→ **Written exercise**: Go through the material below and report how many lines contain "following". Give only the number.

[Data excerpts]
---

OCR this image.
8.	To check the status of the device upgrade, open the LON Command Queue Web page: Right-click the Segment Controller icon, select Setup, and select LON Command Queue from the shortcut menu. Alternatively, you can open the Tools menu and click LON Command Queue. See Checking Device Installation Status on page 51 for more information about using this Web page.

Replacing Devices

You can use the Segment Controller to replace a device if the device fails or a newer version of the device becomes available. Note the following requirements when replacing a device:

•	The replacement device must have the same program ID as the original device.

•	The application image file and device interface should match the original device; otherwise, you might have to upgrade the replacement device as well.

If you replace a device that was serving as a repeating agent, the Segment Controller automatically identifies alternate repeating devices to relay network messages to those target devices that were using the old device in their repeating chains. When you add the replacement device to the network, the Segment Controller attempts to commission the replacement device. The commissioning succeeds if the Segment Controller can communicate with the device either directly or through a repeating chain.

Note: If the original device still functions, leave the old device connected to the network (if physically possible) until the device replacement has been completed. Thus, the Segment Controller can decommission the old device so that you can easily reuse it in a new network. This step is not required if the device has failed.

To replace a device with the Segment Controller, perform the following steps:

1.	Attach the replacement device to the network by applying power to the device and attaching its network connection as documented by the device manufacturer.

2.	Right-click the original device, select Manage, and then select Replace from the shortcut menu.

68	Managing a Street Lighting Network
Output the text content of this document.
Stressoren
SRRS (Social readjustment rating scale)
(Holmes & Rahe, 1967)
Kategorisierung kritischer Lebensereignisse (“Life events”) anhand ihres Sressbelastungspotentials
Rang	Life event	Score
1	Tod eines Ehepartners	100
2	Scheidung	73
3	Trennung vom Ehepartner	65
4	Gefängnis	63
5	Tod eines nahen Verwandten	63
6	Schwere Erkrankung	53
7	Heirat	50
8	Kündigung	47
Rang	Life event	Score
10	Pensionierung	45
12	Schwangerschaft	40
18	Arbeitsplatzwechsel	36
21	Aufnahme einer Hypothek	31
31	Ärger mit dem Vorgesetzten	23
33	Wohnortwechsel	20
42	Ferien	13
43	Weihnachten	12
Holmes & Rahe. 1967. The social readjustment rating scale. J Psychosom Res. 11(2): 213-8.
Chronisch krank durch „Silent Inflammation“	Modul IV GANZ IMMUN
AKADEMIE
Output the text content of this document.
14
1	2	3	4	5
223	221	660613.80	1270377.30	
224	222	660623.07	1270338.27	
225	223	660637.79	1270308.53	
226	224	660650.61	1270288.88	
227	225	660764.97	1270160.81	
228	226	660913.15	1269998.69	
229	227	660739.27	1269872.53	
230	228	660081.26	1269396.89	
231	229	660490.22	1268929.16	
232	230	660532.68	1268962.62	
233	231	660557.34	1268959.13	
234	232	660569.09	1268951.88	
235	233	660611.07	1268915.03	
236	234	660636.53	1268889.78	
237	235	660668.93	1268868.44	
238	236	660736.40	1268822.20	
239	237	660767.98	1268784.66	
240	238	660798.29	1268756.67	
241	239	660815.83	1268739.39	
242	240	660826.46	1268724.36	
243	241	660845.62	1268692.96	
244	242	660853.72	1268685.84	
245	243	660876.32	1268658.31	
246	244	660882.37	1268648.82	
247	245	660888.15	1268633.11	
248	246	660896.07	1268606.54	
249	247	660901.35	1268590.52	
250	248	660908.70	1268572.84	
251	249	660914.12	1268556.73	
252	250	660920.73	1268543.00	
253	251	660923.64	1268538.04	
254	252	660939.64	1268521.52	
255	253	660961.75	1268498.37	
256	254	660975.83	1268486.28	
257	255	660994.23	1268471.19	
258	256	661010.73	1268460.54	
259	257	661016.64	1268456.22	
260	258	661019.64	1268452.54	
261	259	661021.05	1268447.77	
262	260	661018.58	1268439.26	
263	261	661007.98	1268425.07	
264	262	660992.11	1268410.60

---

→ **Response**: 2